▶ **STATED TASK**:
Copy the data below exactly.

▶ **MATERIAL FOR THIS EXERCISE**:
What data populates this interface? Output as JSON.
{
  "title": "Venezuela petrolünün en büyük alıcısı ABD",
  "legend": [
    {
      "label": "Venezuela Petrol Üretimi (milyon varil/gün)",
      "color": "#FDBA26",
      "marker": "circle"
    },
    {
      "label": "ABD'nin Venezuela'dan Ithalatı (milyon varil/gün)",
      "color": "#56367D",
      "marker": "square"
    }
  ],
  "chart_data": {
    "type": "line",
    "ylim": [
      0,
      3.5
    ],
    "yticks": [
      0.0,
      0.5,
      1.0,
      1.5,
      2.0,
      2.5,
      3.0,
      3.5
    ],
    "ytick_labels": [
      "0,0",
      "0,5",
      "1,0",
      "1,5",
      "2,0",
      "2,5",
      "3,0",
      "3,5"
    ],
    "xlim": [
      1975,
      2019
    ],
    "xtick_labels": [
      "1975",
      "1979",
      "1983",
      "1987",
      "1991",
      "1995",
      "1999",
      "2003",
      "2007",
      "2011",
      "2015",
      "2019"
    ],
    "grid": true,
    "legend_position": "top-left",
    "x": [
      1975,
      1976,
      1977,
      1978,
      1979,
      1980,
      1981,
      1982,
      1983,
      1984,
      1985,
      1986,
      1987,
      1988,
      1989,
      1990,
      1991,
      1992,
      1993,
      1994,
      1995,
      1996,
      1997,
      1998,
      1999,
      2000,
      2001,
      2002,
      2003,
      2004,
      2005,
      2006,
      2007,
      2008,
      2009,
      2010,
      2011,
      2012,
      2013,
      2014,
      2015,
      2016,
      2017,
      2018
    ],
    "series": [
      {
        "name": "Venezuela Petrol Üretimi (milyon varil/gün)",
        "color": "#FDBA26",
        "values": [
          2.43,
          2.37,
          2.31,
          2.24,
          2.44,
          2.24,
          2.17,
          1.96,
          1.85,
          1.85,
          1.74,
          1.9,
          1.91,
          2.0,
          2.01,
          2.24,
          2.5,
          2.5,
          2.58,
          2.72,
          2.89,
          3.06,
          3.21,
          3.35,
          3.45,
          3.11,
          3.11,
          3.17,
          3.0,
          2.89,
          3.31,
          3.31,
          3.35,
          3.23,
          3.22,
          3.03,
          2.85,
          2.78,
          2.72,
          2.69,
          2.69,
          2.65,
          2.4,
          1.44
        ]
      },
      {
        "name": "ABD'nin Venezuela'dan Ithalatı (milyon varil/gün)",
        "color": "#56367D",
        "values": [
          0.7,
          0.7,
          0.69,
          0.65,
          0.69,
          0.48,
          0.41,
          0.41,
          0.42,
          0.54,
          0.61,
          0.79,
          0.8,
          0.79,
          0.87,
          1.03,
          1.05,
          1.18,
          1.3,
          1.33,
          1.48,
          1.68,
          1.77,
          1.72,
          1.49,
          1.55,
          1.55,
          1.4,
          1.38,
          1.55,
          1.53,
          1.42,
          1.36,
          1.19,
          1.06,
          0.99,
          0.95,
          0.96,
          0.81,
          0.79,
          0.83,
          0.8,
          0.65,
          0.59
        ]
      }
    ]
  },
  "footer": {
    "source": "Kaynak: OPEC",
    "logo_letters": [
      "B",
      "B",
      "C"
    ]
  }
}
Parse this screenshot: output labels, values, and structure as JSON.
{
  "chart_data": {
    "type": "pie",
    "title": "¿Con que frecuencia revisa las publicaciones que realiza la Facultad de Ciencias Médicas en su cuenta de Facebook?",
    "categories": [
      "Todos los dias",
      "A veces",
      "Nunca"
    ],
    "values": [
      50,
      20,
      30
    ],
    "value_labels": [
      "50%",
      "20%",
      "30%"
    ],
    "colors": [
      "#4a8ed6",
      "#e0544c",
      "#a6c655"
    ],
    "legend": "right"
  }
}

▶ **EXERCISE OUTPUT**:
What data populates this interface? Output as JSON.
{
  "title": "Venezuela petrolünün en büyük alıcısı ABD",
  "legend": [
    {
      "label": "Venezuela Petrol Üretimi (milyon varil/gün)",
      "color": "#FDBA26",
      "marker": "circle"
    },
    {
      "label": "ABD'nin Venezuela'dan Ithalatı (milyon varil/gün)",
      "color": "#56367D",
      "marker": "square"
    }
  ],
  "chart_data": {
    "type": "line",
    "ylim": [
      0,
      3.5
    ],
    "yticks": [
      0.0,
      0.5,
      1.0,
      1.5,
      2.0,
      2.5,
      3.0,
      3.5
    ],
    "ytick_labels": [
      "0,0",
      "0,5",
      "1,0",
      "1,5",
      "2,0",
      "2,5",
      "3,0",
      "3,5"
    ],
    "xlim": [
      1975,
      2019
    ],
    "xtick_labels": [
      "1975",
      "1979",
      "1983",
      "1987",
      "1991",
      "1995",
      "1999",
      "2003",
      "2007",
      "2011",
      "2015",
      "2019"
    ],
    "grid": true,
    "legend_position": "top-left",
    "x": [
      1975,
      1976,
      1977,
      1978,
      1979,
      1980,
      1981,
      1982,
      1983,
      1984,
      1985,
      1986,
      1987,
      1988,
      1989,
      1990,
      1991,
      1992,
      1993,
      1994,
      1995,
      1996,
      1997,
      1998,
      1999,
      2000,
      2001,
      2002,
      2003,
      2004,
      2005,
      2006,
      2007,
      2008,
      2009,
      2010,
      2011,
      2012,
      2013,
      2014,
      2015,
      2016,
      2017,
      2018
    ],
    "series": [
      {
        "name": "Venezuela Petrol Üretimi (milyon varil/gün)",
        "color": "#FDBA26",
        "values": [
          2.43,
          2.37,
          2.31,
          2.24,
          2.44,
          2.24,
          2.17,
          1.96,
          1.85,
          1.85,
          1.74,
          1.9,
          1.91,
          2.0,
          2.01,
          2.24,
          2.5,
          2.5,
          2.58,
          2.72,
          2.89,
          3.06,
          3.21,
          3.35,
          3.45,
          3.11,
          3.11,
          3.17,
          3.0,
          2.89,
          3.31,
          3.31,
          3.35,
          3.23,
          3.22,
          3.03,
          2.85,
          2.78,
          2.72,
          2.69,
          2.69,
          2.65,
          2.4,
          1.44
        ]
      },
      {
        "name": "ABD'nin Venezuela'dan Ithalatı (milyon varil/gün)",
        "color": "#56367D",
        "values": [
          0.7,
          0.7,
          0.69,
          0.65,
          0.69,
          0.48,
          0.41,
          0.41,
          0.42,
          0.54,
          0.61,
          0.79,
          0.8,
          0.79,
          0.87,
          1.03,
          1.05,
          1.18,
          1.3,
          1.33,
          1.48,
          1.68,
          1.77,
          1.72,
          1.49,
          1.55,
          1.55,
          1.4,
          1.38,
          1.55,
          1.53,
          1.42,
          1.36,
          1.19,
          1.06,
          0.99,
          0.95,
          0.96,
          0.81,
          0.79,
          0.83,
          0.8,
          0.65,
          0.59
        ]
      }
    ]
  },
  "footer": {
    "source": "Kaynak: OPEC",
    "logo_letters": [
      "B",
      "B",
      "C"
    ]
  }
}
Parse this screenshot: output labels, values, and structure as JSON.
{
  "chart_data": {
    "type": "pie",
    "title": "¿Con que frecuencia revisa las publicaciones que realiza la Facultad de Ciencias Médicas en su cuenta de Facebook?",
    "categories": [
      "Todos los dias",
      "A veces",
      "Nunca"
    ],
    "values": [
      50,
      20,
      30
    ],
    "value_labels": [
      "50%",
      "20%",
      "30%"
    ],
    "colors": [
      "#4a8ed6",
      "#e0544c",
      "#a6c655"
    ],
    "legend": "right"
  }
}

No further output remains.